● **EXERCISE DIRECTIONS**
Quote the records beneath, complete and exact. Leave out images.

● **RECORDS FOR THE EXERCISE**
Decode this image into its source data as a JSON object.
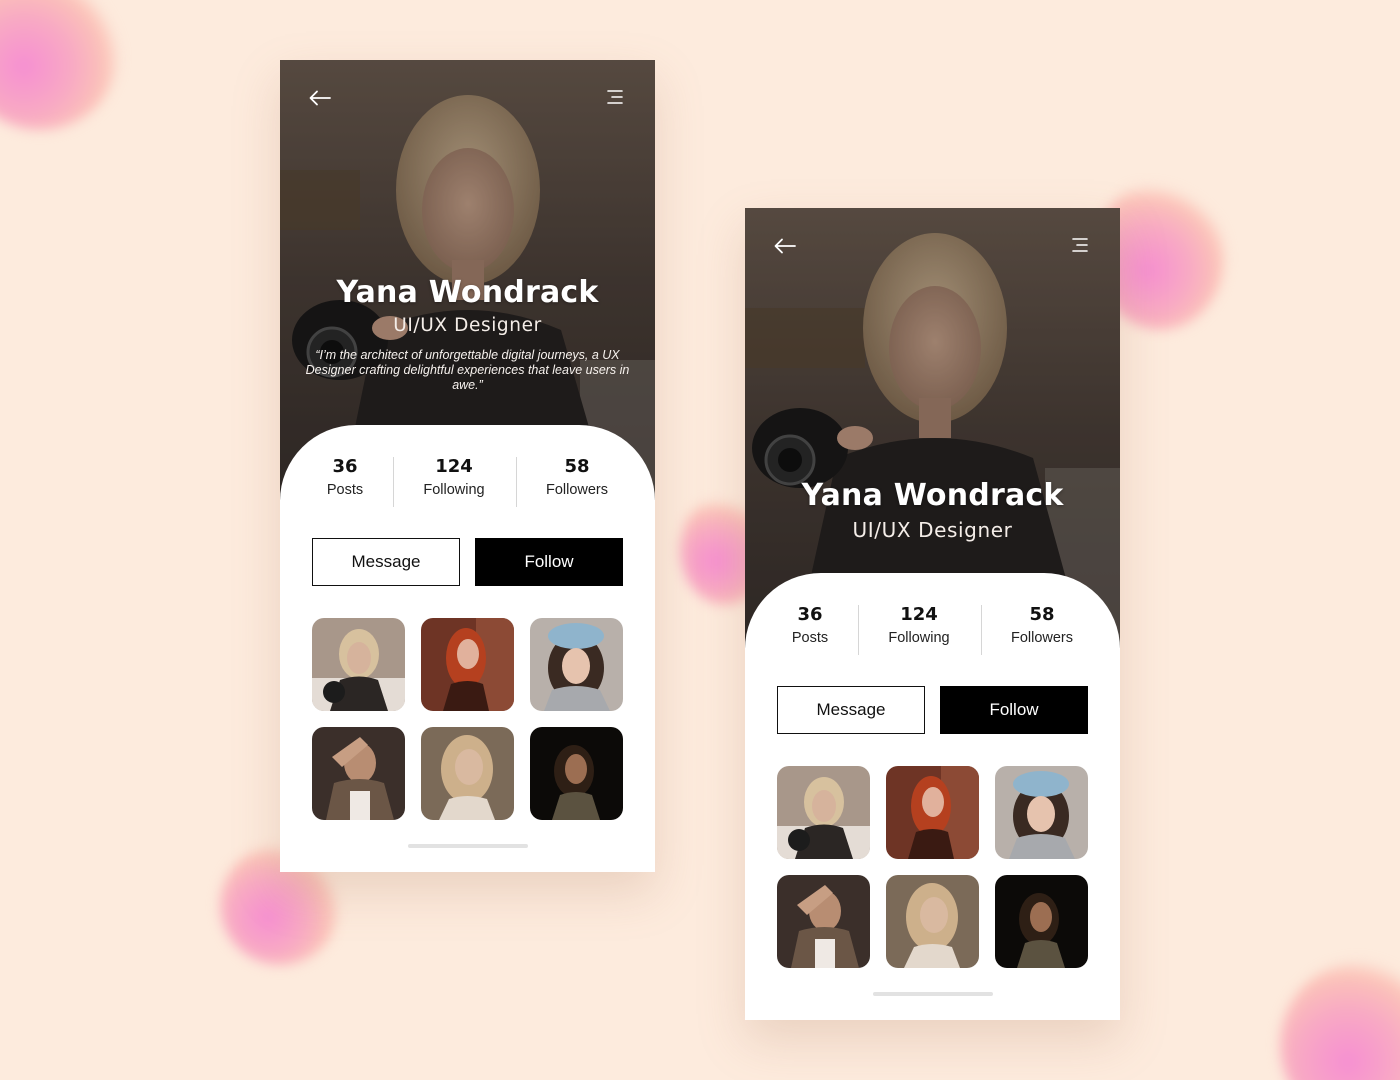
{
  "colors": {
    "background": "#fdebdd",
    "accent_black": "#000000",
    "blob_pink": "#f68fd2"
  },
  "screens": [
    {
      "header": {
        "back_icon": "arrow-left-icon",
        "menu_icon": "menu-icon"
      },
      "profile": {
        "name": "Yana Wondrack",
        "role": "UI/UX Designer",
        "quote": "“I’m the architect of unforgettable digital journeys, a UX Designer crafting delightful experiences that leave users in awe.”"
      },
      "stats": [
        {
          "value": "36",
          "label": "Posts"
        },
        {
          "value": "124",
          "label": "Following"
        },
        {
          "value": "58",
          "label": "Followers"
        }
      ],
      "actions": {
        "message": "Message",
        "follow": "Follow"
      }
    },
    {
      "header": {
        "back_icon": "arrow-left-icon",
        "menu_icon": "menu-icon"
      },
      "profile": {
        "name": "Yana Wondrack",
        "role": "UI/UX Designer"
      },
      "stats": [
        {
          "value": "36",
          "label": "Posts"
        },
        {
          "value": "124",
          "label": "Following"
        },
        {
          "value": "58",
          "label": "Followers"
        }
      ],
      "actions": {
        "message": "Message",
        "follow": "Follow"
      }
    }
  ],
  "gallery_thumbnails": [
    "photo-woman-camera",
    "photo-woman-red-hair",
    "photo-woman-blue-hat",
    "photo-woman-shadow",
    "photo-woman-smiling",
    "photo-woman-dark"
  ]
}
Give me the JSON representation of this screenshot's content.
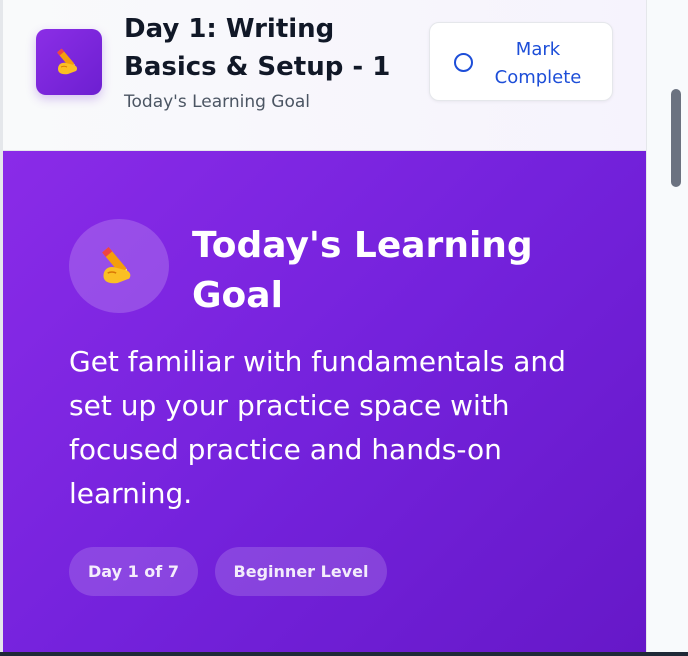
{
  "header": {
    "title": "Day 1: Writing Basics & Setup - 1",
    "subtitle": "Today's Learning Goal",
    "icon": "writing-hand-icon",
    "mark_complete_label": "Mark Complete"
  },
  "hero": {
    "icon": "writing-hand-icon",
    "title": "Today's Learning Goal",
    "description": "Get familiar with fundamentals and set up your practice space with focused practice and hands-on learning.",
    "pills": {
      "day": "Day 1 of 7",
      "level": "Beginner Level"
    }
  },
  "colors": {
    "accent_purple": "#7c3aed",
    "button_text_blue": "#1d4ed8"
  }
}
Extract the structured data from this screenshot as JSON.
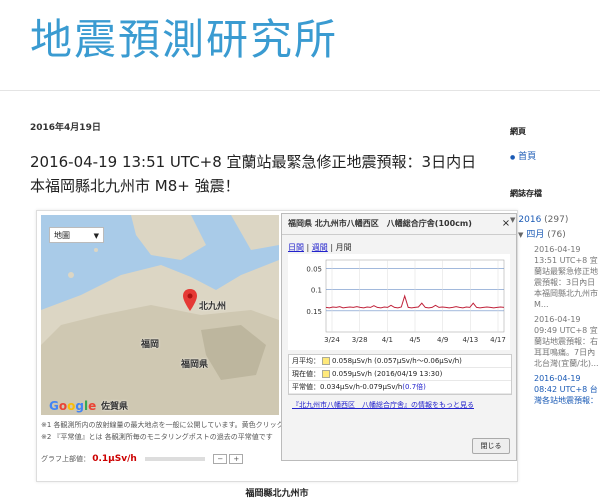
{
  "blog": {
    "title": "地震預測研究所"
  },
  "post": {
    "date": "2016年4月19日",
    "title": "2016-04-19 13:51 UTC+8 宜蘭站最緊急修正地震預報：3日内日本福岡縣北九州市 M8+ 強震！",
    "caption": "福岡縣北九州市"
  },
  "map": {
    "type_select": "地圖",
    "labels": {
      "kitakyushu": "北九州",
      "fukuoka": "福岡",
      "fukuoka_ken": "福岡県",
      "saga": "佐賀県"
    },
    "notes": [
      "※1 各観測所内の放射線量の最大地点を一般に公開しています。黄色クリックで測",
      "※2 『平常値』とは 各観測所毎のモニタリングポストの過去の平常値です"
    ],
    "graph_label": "グラフ上部値：",
    "graph_value": "0.1μSv/h",
    "minus": "−",
    "plus": "+"
  },
  "popup": {
    "title": "福岡県 北九州市八幡西区　八幡総合庁舎(100cm)",
    "close_x": "×",
    "tabs": {
      "day": "日間",
      "week": "週間",
      "month": "月間"
    },
    "tab_sep": "|",
    "y_ticks": [
      "0.15",
      "0.1",
      "0.05"
    ],
    "x_ticks": [
      "3/24",
      "3/28",
      "4/1",
      "4/5",
      "4/9",
      "4/13",
      "4/17"
    ],
    "stats": {
      "mean": "月平均：",
      "mean_val": "0.058μSv/h (0.057μSv/h〜0.06μSv/h)",
      "current": "現在値：",
      "current_val": "0.059μSv/h (2016/04/19 13:30)",
      "normal": "平常値：",
      "normal_val": "0.034μSv/h-0.079μSv/h",
      "normal_ref": "(0.7倍)"
    },
    "more": "『北九州市八幡西区　八幡総合庁舎』の情報をもっと見る",
    "close_btn": "閉じる"
  },
  "sidebar": {
    "pages_heading": "網頁",
    "home": "首頁",
    "archive_heading": "網誌存檔",
    "year": "2016",
    "year_count": "(297)",
    "month": "四月",
    "month_count": "(76)",
    "posts": [
      "2016-04-19 13:51 UTC+8 宜蘭站最緊急修正地震預報：3日內日本福岡縣北九州市 M...",
      "2016-04-19 09:49 UTC+8 宜蘭站地震預報：右耳耳鳴痛。7日內北台灣(宜蘭/北)...",
      "2016-04-19 08:42 UTC+8 台灣各站地震預報："
    ]
  },
  "chart_data": {
    "type": "line",
    "x": [
      "3/24",
      "3/28",
      "4/1",
      "4/5",
      "4/9",
      "4/13",
      "4/17"
    ],
    "ylim": [
      0,
      0.17
    ],
    "y_ticks": [
      0.05,
      0.1,
      0.15
    ],
    "grid": true,
    "series": [
      {
        "values": [
          0.058,
          0.057,
          0.059,
          0.058,
          0.06,
          0.057,
          0.058,
          0.059,
          0.058,
          0.06,
          0.058,
          0.057,
          0.059,
          0.058,
          0.062,
          0.058,
          0.057,
          0.059,
          0.058,
          0.063,
          0.058,
          0.057,
          0.059,
          0.085,
          0.058,
          0.057,
          0.058,
          0.059,
          0.068,
          0.058,
          0.057,
          0.058,
          0.063,
          0.058,
          0.059,
          0.058,
          0.057,
          0.058,
          0.06,
          0.058,
          0.057,
          0.059,
          0.058,
          0.068,
          0.058,
          0.057,
          0.058,
          0.059,
          0.058,
          0.057,
          0.058,
          0.059,
          0.058
        ]
      }
    ]
  }
}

● **WRITTEN RESPONSE**
Decode this image into its source data as a JSON object.
{
  "colors": {
    "background": "#fdebdd",
    "accent_black": "#000000",
    "blob_pink": "#f68fd2"
  },
  "screens": [
    {
      "header": {
        "back_icon": "arrow-left-icon",
        "menu_icon": "menu-icon"
      },
      "profile": {
        "name": "Yana Wondrack",
        "role": "UI/UX Designer",
        "quote": "“I’m the architect of unforgettable digital journeys, a UX Designer crafting delightful experiences that leave users in awe.”"
      },
      "stats": [
        {
          "value": "36",
          "label": "Posts"
        },
        {
          "value": "124",
          "label": "Following"
        },
        {
          "value": "58",
          "label": "Followers"
        }
      ],
      "actions": {
        "message": "Message",
        "follow": "Follow"
      }
    },
    {
      "header": {
        "back_icon": "arrow-left-icon",
        "menu_icon": "menu-icon"
      },
      "profile": {
        "name": "Yana Wondrack",
        "role": "UI/UX Designer"
      },
      "stats": [
        {
          "value": "36",
          "label": "Posts"
        },
        {
          "value": "124",
          "label": "Following"
        },
        {
          "value": "58",
          "label": "Followers"
        }
      ],
      "actions": {
        "message": "Message",
        "follow": "Follow"
      }
    }
  ],
  "gallery_thumbnails": [
    "photo-woman-camera",
    "photo-woman-red-hair",
    "photo-woman-blue-hat",
    "photo-woman-shadow",
    "photo-woman-smiling",
    "photo-woman-dark"
  ]
}
Give me the JSON representation of this screenshot's content.
{
  "header": {
    "title": "Day 1: Writing Basics & Setup - 1",
    "subtitle": "Today's Learning Goal",
    "icon": "writing-hand-icon",
    "mark_complete_label": "Mark Complete"
  },
  "hero": {
    "icon": "writing-hand-icon",
    "title": "Today's Learning Goal",
    "description": "Get familiar with fundamentals and set up your practice space with focused practice and hands-on learning.",
    "pills": {
      "day": "Day 1 of 7",
      "level": "Beginner Level"
    }
  },
  "colors": {
    "accent_purple": "#7c3aed",
    "button_text_blue": "#1d4ed8"
  }
}
Extract the structured data from this screenshot as JSON.
{
  "blog": {
    "title": "地震預測研究所"
  },
  "post": {
    "date": "2016年4月19日",
    "title": "2016-04-19 13:51 UTC+8 宜蘭站最緊急修正地震預報：3日内日本福岡縣北九州市 M8+ 強震！",
    "caption": "福岡縣北九州市"
  },
  "map": {
    "type_select": "地圖",
    "labels": {
      "kitakyushu": "北九州",
      "fukuoka": "福岡",
      "fukuoka_ken": "福岡県",
      "saga": "佐賀県"
    },
    "notes": [
      "※1 各観測所内の放射線量の最大地点を一般に公開しています。黄色クリックで測",
      "※2 『平常値』とは 各観測所毎のモニタリングポストの過去の平常値です"
    ],
    "graph_label": "グラフ上部値：",
    "graph_value": "0.1μSv/h",
    "minus": "−",
    "plus": "+"
  },
  "popup": {
    "title": "福岡県 北九州市八幡西区　八幡総合庁舎(100cm)",
    "close_x": "×",
    "tabs": {
      "day": "日間",
      "week": "週間",
      "month": "月間"
    },
    "tab_sep": "|",
    "y_ticks": [
      "0.15",
      "0.1",
      "0.05"
    ],
    "x_ticks": [
      "3/24",
      "3/28",
      "4/1",
      "4/5",
      "4/9",
      "4/13",
      "4/17"
    ],
    "stats": {
      "mean": "月平均：",
      "mean_val": "0.058μSv/h (0.057μSv/h〜0.06μSv/h)",
      "current": "現在値：",
      "current_val": "0.059μSv/h (2016/04/19 13:30)",
      "normal": "平常値：",
      "normal_val": "0.034μSv/h-0.079μSv/h",
      "normal_ref": "(0.7倍)"
    },
    "more": "『北九州市八幡西区　八幡総合庁舎』の情報をもっと見る",
    "close_btn": "閉じる"
  },
  "sidebar": {
    "pages_heading": "網頁",
    "home": "首頁",
    "archive_heading": "網誌存檔",
    "year": "2016",
    "year_count": "(297)",
    "month": "四月",
    "month_count": "(76)",
    "posts": [
      "2016-04-19 13:51 UTC+8 宜蘭站最緊急修正地震預報：3日內日本福岡縣北九州市 M...",
      "2016-04-19 09:49 UTC+8 宜蘭站地震預報：右耳耳鳴痛。7日內北台灣(宜蘭/北)...",
      "2016-04-19 08:42 UTC+8 台灣各站地震預報："
    ]
  },
  "chart_data": {
    "type": "line",
    "x": [
      "3/24",
      "3/28",
      "4/1",
      "4/5",
      "4/9",
      "4/13",
      "4/17"
    ],
    "ylim": [
      0,
      0.17
    ],
    "y_ticks": [
      0.05,
      0.1,
      0.15
    ],
    "grid": true,
    "series": [
      {
        "values": [
          0.058,
          0.057,
          0.059,
          0.058,
          0.06,
          0.057,
          0.058,
          0.059,
          0.058,
          0.06,
          0.058,
          0.057,
          0.059,
          0.058,
          0.062,
          0.058,
          0.057,
          0.059,
          0.058,
          0.063,
          0.058,
          0.057,
          0.059,
          0.085,
          0.058,
          0.057,
          0.058,
          0.059,
          0.068,
          0.058,
          0.057,
          0.058,
          0.063,
          0.058,
          0.059,
          0.058,
          0.057,
          0.058,
          0.06,
          0.058,
          0.057,
          0.059,
          0.058,
          0.068,
          0.058,
          0.057,
          0.058,
          0.059,
          0.058,
          0.057,
          0.058,
          0.059,
          0.058
        ]
      }
    ]
  }
}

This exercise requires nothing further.